■ **DIRECTIONS FOR THIS TASK**
Type out the complete listing below word for word, without its pictures.

■ **ENTRIES SUPPLIED**
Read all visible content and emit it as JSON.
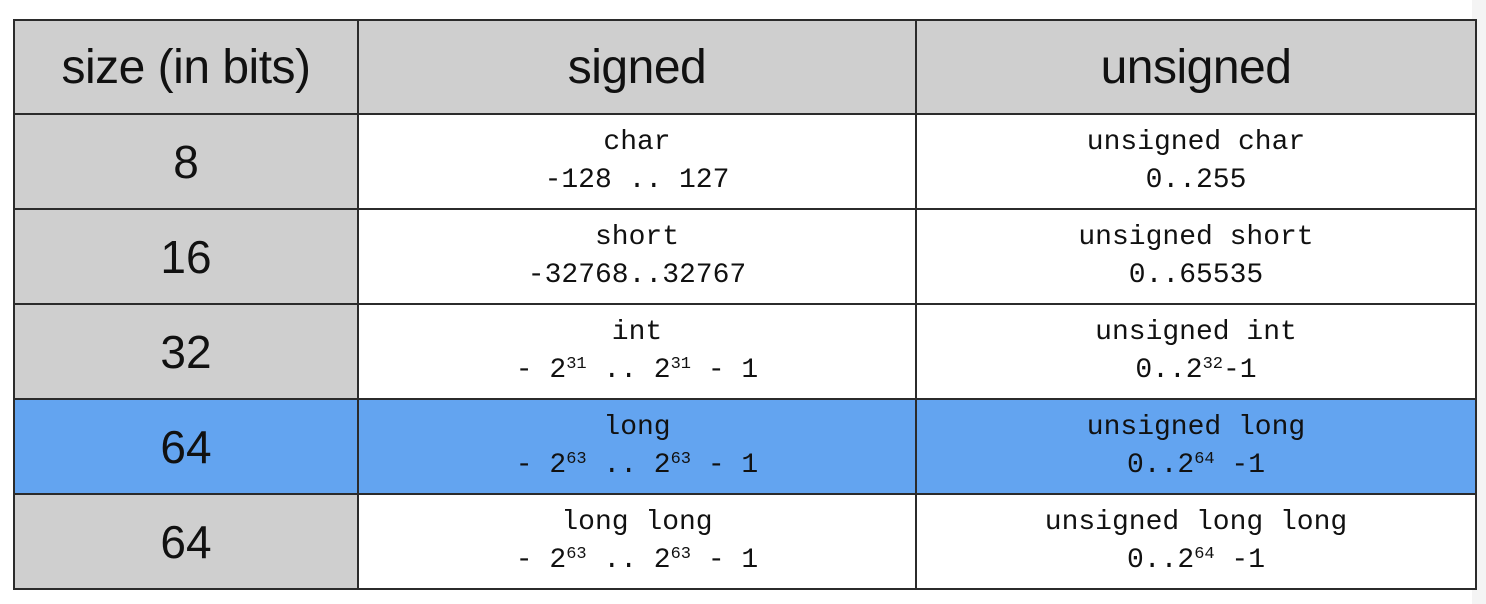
{
  "table": {
    "headers": {
      "size": "size (in bits)",
      "signed": "signed",
      "unsigned": "unsigned"
    },
    "rows": [
      {
        "size": "8",
        "highlighted": false,
        "signed": {
          "name": "char",
          "range": "-128 .. 127"
        },
        "unsigned": {
          "name": "unsigned char",
          "range": "0..255"
        }
      },
      {
        "size": "16",
        "highlighted": false,
        "signed": {
          "name": "short",
          "range": "-32768..32767"
        },
        "unsigned": {
          "name": "unsigned short",
          "range": "0..65535"
        }
      },
      {
        "size": "32",
        "highlighted": false,
        "signed": {
          "name": "int",
          "range_parts": {
            "a": "- 2",
            "a_exp": "31",
            "b": " .. 2",
            "b_exp": "31",
            "c": " - 1"
          }
        },
        "unsigned": {
          "name": "unsigned int",
          "range_parts": {
            "a": "0..2",
            "a_exp": "32",
            "b": "-1"
          }
        }
      },
      {
        "size": "64",
        "highlighted": true,
        "signed": {
          "name": "long",
          "range_parts": {
            "a": "- 2",
            "a_exp": "63",
            "b": " .. 2",
            "b_exp": "63",
            "c": " - 1"
          }
        },
        "unsigned": {
          "name": "unsigned long",
          "range_parts": {
            "a": "0..2",
            "a_exp": "64",
            "b": " -1"
          }
        }
      },
      {
        "size": "64",
        "highlighted": false,
        "signed": {
          "name": "long long",
          "range_parts": {
            "a": "- 2",
            "a_exp": "63",
            "b": " .. 2",
            "b_exp": "63",
            "c": " - 1"
          }
        },
        "unsigned": {
          "name": "unsigned long long",
          "range_parts": {
            "a": "0..2",
            "a_exp": "64",
            "b": " -1"
          }
        }
      }
    ]
  },
  "colors": {
    "header_bg": "#cfcfcf",
    "highlight_bg": "#63a4f0",
    "border": "#2b2b2b"
  }
}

■ **FINISHED EXERCISE**
Read all visible content and emit it as JSON.
{
  "table": {
    "headers": {
      "size": "size (in bits)",
      "signed": "signed",
      "unsigned": "unsigned"
    },
    "rows": [
      {
        "size": "8",
        "highlighted": false,
        "signed": {
          "name": "char",
          "range": "-128 .. 127"
        },
        "unsigned": {
          "name": "unsigned char",
          "range": "0..255"
        }
      },
      {
        "size": "16",
        "highlighted": false,
        "signed": {
          "name": "short",
          "range": "-32768..32767"
        },
        "unsigned": {
          "name": "unsigned short",
          "range": "0..65535"
        }
      },
      {
        "size": "32",
        "highlighted": false,
        "signed": {
          "name": "int",
          "range_parts": {
            "a": "- 2",
            "a_exp": "31",
            "b": " .. 2",
            "b_exp": "31",
            "c": " - 1"
          }
        },
        "unsigned": {
          "name": "unsigned int",
          "range_parts": {
            "a": "0..2",
            "a_exp": "32",
            "b": "-1"
          }
        }
      },
      {
        "size": "64",
        "highlighted": true,
        "signed": {
          "name": "long",
          "range_parts": {
            "a": "- 2",
            "a_exp": "63",
            "b": " .. 2",
            "b_exp": "63",
            "c": " - 1"
          }
        },
        "unsigned": {
          "name": "unsigned long",
          "range_parts": {
            "a": "0..2",
            "a_exp": "64",
            "b": " -1"
          }
        }
      },
      {
        "size": "64",
        "highlighted": false,
        "signed": {
          "name": "long long",
          "range_parts": {
            "a": "- 2",
            "a_exp": "63",
            "b": " .. 2",
            "b_exp": "63",
            "c": " - 1"
          }
        },
        "unsigned": {
          "name": "unsigned long long",
          "range_parts": {
            "a": "0..2",
            "a_exp": "64",
            "b": " -1"
          }
        }
      }
    ]
  },
  "colors": {
    "header_bg": "#cfcfcf",
    "highlight_bg": "#63a4f0",
    "border": "#2b2b2b"
  }
}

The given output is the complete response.